**Stated exercise**
Every entry below must be repeated exactly; skip the pictures.

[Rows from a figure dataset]
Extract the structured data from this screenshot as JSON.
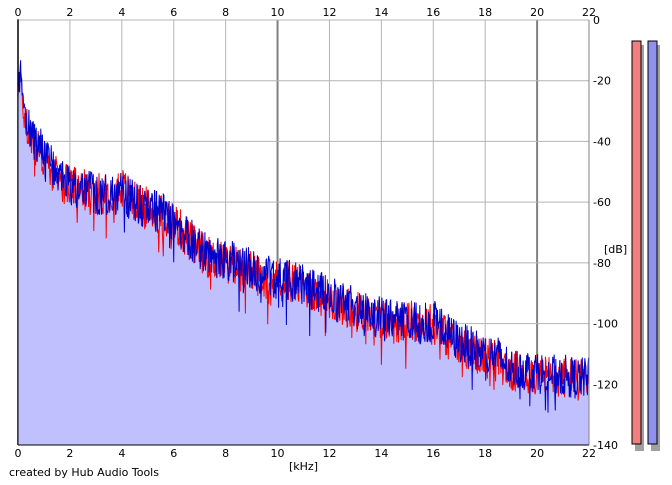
{
  "credit": "created by Hub Audio Tools",
  "chart_data": {
    "type": "line",
    "x_unit": "[kHz]",
    "y_unit": "[dB]",
    "xlim": [
      0,
      22
    ],
    "ylim": [
      -140,
      0
    ],
    "x_ticks": [
      "0",
      "2",
      "4",
      "6",
      "8",
      "10",
      "12",
      "14",
      "16",
      "18",
      "20",
      "22"
    ],
    "y_ticks": [
      "0",
      "-20",
      "-40",
      "-60",
      "-80",
      "-100",
      "-120",
      "-140"
    ],
    "grid": true,
    "series_colors": [
      "#ff0000",
      "#0000cc"
    ],
    "area_fill": "#c0c0ff",
    "x": [
      0,
      0.1,
      0.2,
      0.5,
      1,
      1.5,
      2,
      2.5,
      3,
      3.5,
      4,
      4.5,
      5,
      5.5,
      6,
      6.5,
      7,
      7.5,
      8,
      8.5,
      9,
      9.5,
      10,
      10.5,
      11,
      11.5,
      12,
      12.5,
      13,
      13.5,
      14,
      14.5,
      15,
      15.5,
      16,
      16.5,
      17,
      17.5,
      18,
      18.5,
      19,
      19.5,
      20,
      20.5,
      21,
      21.5,
      22
    ],
    "series": [
      {
        "values": [
          -22,
          -18,
          -30,
          -40,
          -45,
          -52,
          -55,
          -56,
          -57,
          -57,
          -55,
          -60,
          -62,
          -64,
          -66,
          -72,
          -76,
          -79,
          -80,
          -81,
          -83,
          -85,
          -86,
          -86,
          -88,
          -90,
          -92,
          -94,
          -96,
          -97,
          -98,
          -100,
          -99,
          -100,
          -100,
          -104,
          -107,
          -109,
          -111,
          -112,
          -116,
          -116,
          -117,
          -117,
          -118,
          -118,
          -119
        ]
      },
      {
        "values": [
          -20,
          -16,
          -28,
          -38,
          -44,
          -50,
          -54,
          -55,
          -57,
          -58,
          -57,
          -60,
          -62,
          -63,
          -66,
          -71,
          -75,
          -78,
          -79,
          -80,
          -82,
          -84,
          -85,
          -86,
          -87,
          -89,
          -91,
          -93,
          -95,
          -97,
          -98,
          -99,
          -99,
          -100,
          -99,
          -103,
          -106,
          -108,
          -110,
          -111,
          -115,
          -115,
          -116,
          -117,
          -117,
          -118,
          -118
        ]
      }
    ],
    "level_meters": [
      {
        "fill": "#f08080"
      },
      {
        "fill": "#9090ee"
      }
    ]
  }
}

**Reply to the task**
Extract the structured data from this screenshot as JSON.
{
  "credit": "created by Hub Audio Tools",
  "chart_data": {
    "type": "line",
    "x_unit": "[kHz]",
    "y_unit": "[dB]",
    "xlim": [
      0,
      22
    ],
    "ylim": [
      -140,
      0
    ],
    "x_ticks": [
      "0",
      "2",
      "4",
      "6",
      "8",
      "10",
      "12",
      "14",
      "16",
      "18",
      "20",
      "22"
    ],
    "y_ticks": [
      "0",
      "-20",
      "-40",
      "-60",
      "-80",
      "-100",
      "-120",
      "-140"
    ],
    "grid": true,
    "series_colors": [
      "#ff0000",
      "#0000cc"
    ],
    "area_fill": "#c0c0ff",
    "x": [
      0,
      0.1,
      0.2,
      0.5,
      1,
      1.5,
      2,
      2.5,
      3,
      3.5,
      4,
      4.5,
      5,
      5.5,
      6,
      6.5,
      7,
      7.5,
      8,
      8.5,
      9,
      9.5,
      10,
      10.5,
      11,
      11.5,
      12,
      12.5,
      13,
      13.5,
      14,
      14.5,
      15,
      15.5,
      16,
      16.5,
      17,
      17.5,
      18,
      18.5,
      19,
      19.5,
      20,
      20.5,
      21,
      21.5,
      22
    ],
    "series": [
      {
        "values": [
          -22,
          -18,
          -30,
          -40,
          -45,
          -52,
          -55,
          -56,
          -57,
          -57,
          -55,
          -60,
          -62,
          -64,
          -66,
          -72,
          -76,
          -79,
          -80,
          -81,
          -83,
          -85,
          -86,
          -86,
          -88,
          -90,
          -92,
          -94,
          -96,
          -97,
          -98,
          -100,
          -99,
          -100,
          -100,
          -104,
          -107,
          -109,
          -111,
          -112,
          -116,
          -116,
          -117,
          -117,
          -118,
          -118,
          -119
        ]
      },
      {
        "values": [
          -20,
          -16,
          -28,
          -38,
          -44,
          -50,
          -54,
          -55,
          -57,
          -58,
          -57,
          -60,
          -62,
          -63,
          -66,
          -71,
          -75,
          -78,
          -79,
          -80,
          -82,
          -84,
          -85,
          -86,
          -87,
          -89,
          -91,
          -93,
          -95,
          -97,
          -98,
          -99,
          -99,
          -100,
          -99,
          -103,
          -106,
          -108,
          -110,
          -111,
          -115,
          -115,
          -116,
          -117,
          -117,
          -118,
          -118
        ]
      }
    ],
    "level_meters": [
      {
        "fill": "#f08080"
      },
      {
        "fill": "#9090ee"
      }
    ]
  }
}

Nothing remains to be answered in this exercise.